___ PROVIDED DATA

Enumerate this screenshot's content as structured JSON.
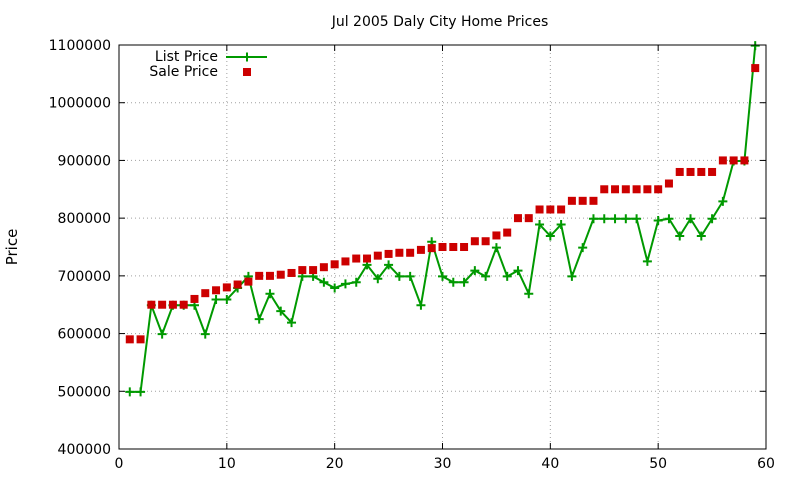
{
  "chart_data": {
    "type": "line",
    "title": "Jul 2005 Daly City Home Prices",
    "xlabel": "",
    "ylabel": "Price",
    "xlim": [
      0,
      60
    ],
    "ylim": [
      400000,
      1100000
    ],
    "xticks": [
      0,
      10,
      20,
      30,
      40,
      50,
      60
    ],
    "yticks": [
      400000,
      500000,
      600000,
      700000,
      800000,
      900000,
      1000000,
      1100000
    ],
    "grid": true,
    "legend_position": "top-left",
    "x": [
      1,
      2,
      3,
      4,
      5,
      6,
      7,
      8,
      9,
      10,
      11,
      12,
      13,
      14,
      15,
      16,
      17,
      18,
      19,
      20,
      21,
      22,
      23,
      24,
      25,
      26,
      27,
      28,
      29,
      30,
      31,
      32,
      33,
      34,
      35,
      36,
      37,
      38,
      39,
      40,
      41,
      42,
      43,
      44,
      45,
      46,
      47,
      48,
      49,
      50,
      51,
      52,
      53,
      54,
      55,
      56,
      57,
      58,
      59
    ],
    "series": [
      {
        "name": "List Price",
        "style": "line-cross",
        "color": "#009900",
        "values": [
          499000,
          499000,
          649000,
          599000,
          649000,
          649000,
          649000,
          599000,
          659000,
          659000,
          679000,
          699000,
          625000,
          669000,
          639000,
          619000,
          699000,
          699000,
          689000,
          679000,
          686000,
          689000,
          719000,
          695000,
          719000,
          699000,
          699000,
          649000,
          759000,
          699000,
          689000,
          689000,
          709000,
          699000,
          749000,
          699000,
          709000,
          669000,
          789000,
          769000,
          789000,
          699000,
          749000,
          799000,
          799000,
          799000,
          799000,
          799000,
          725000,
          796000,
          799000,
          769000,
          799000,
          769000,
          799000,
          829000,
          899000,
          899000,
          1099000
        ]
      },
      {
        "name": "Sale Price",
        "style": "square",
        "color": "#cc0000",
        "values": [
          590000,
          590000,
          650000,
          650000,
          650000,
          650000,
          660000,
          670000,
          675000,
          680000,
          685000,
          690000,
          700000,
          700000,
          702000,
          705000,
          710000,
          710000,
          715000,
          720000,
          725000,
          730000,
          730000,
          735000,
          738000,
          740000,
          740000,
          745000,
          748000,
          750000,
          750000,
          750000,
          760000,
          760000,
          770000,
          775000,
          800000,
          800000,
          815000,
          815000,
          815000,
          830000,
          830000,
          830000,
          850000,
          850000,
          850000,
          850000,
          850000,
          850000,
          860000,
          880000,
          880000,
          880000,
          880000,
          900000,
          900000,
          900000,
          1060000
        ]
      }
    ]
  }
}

______

* [SHORT EXERCISE] From the material above, copy everything exactly but the pictures.

* [WRITTEN RESPONSE]
Enumerate this screenshot's content as structured JSON.
{
  "chart_data": {
    "type": "line",
    "title": "Jul 2005 Daly City Home Prices",
    "xlabel": "",
    "ylabel": "Price",
    "xlim": [
      0,
      60
    ],
    "ylim": [
      400000,
      1100000
    ],
    "xticks": [
      0,
      10,
      20,
      30,
      40,
      50,
      60
    ],
    "yticks": [
      400000,
      500000,
      600000,
      700000,
      800000,
      900000,
      1000000,
      1100000
    ],
    "grid": true,
    "legend_position": "top-left",
    "x": [
      1,
      2,
      3,
      4,
      5,
      6,
      7,
      8,
      9,
      10,
      11,
      12,
      13,
      14,
      15,
      16,
      17,
      18,
      19,
      20,
      21,
      22,
      23,
      24,
      25,
      26,
      27,
      28,
      29,
      30,
      31,
      32,
      33,
      34,
      35,
      36,
      37,
      38,
      39,
      40,
      41,
      42,
      43,
      44,
      45,
      46,
      47,
      48,
      49,
      50,
      51,
      52,
      53,
      54,
      55,
      56,
      57,
      58,
      59
    ],
    "series": [
      {
        "name": "List Price",
        "style": "line-cross",
        "color": "#009900",
        "values": [
          499000,
          499000,
          649000,
          599000,
          649000,
          649000,
          649000,
          599000,
          659000,
          659000,
          679000,
          699000,
          625000,
          669000,
          639000,
          619000,
          699000,
          699000,
          689000,
          679000,
          686000,
          689000,
          719000,
          695000,
          719000,
          699000,
          699000,
          649000,
          759000,
          699000,
          689000,
          689000,
          709000,
          699000,
          749000,
          699000,
          709000,
          669000,
          789000,
          769000,
          789000,
          699000,
          749000,
          799000,
          799000,
          799000,
          799000,
          799000,
          725000,
          796000,
          799000,
          769000,
          799000,
          769000,
          799000,
          829000,
          899000,
          899000,
          1099000
        ]
      },
      {
        "name": "Sale Price",
        "style": "square",
        "color": "#cc0000",
        "values": [
          590000,
          590000,
          650000,
          650000,
          650000,
          650000,
          660000,
          670000,
          675000,
          680000,
          685000,
          690000,
          700000,
          700000,
          702000,
          705000,
          710000,
          710000,
          715000,
          720000,
          725000,
          730000,
          730000,
          735000,
          738000,
          740000,
          740000,
          745000,
          748000,
          750000,
          750000,
          750000,
          760000,
          760000,
          770000,
          775000,
          800000,
          800000,
          815000,
          815000,
          815000,
          830000,
          830000,
          830000,
          850000,
          850000,
          850000,
          850000,
          850000,
          850000,
          860000,
          880000,
          880000,
          880000,
          880000,
          900000,
          900000,
          900000,
          1060000
        ]
      }
    ]
  }
}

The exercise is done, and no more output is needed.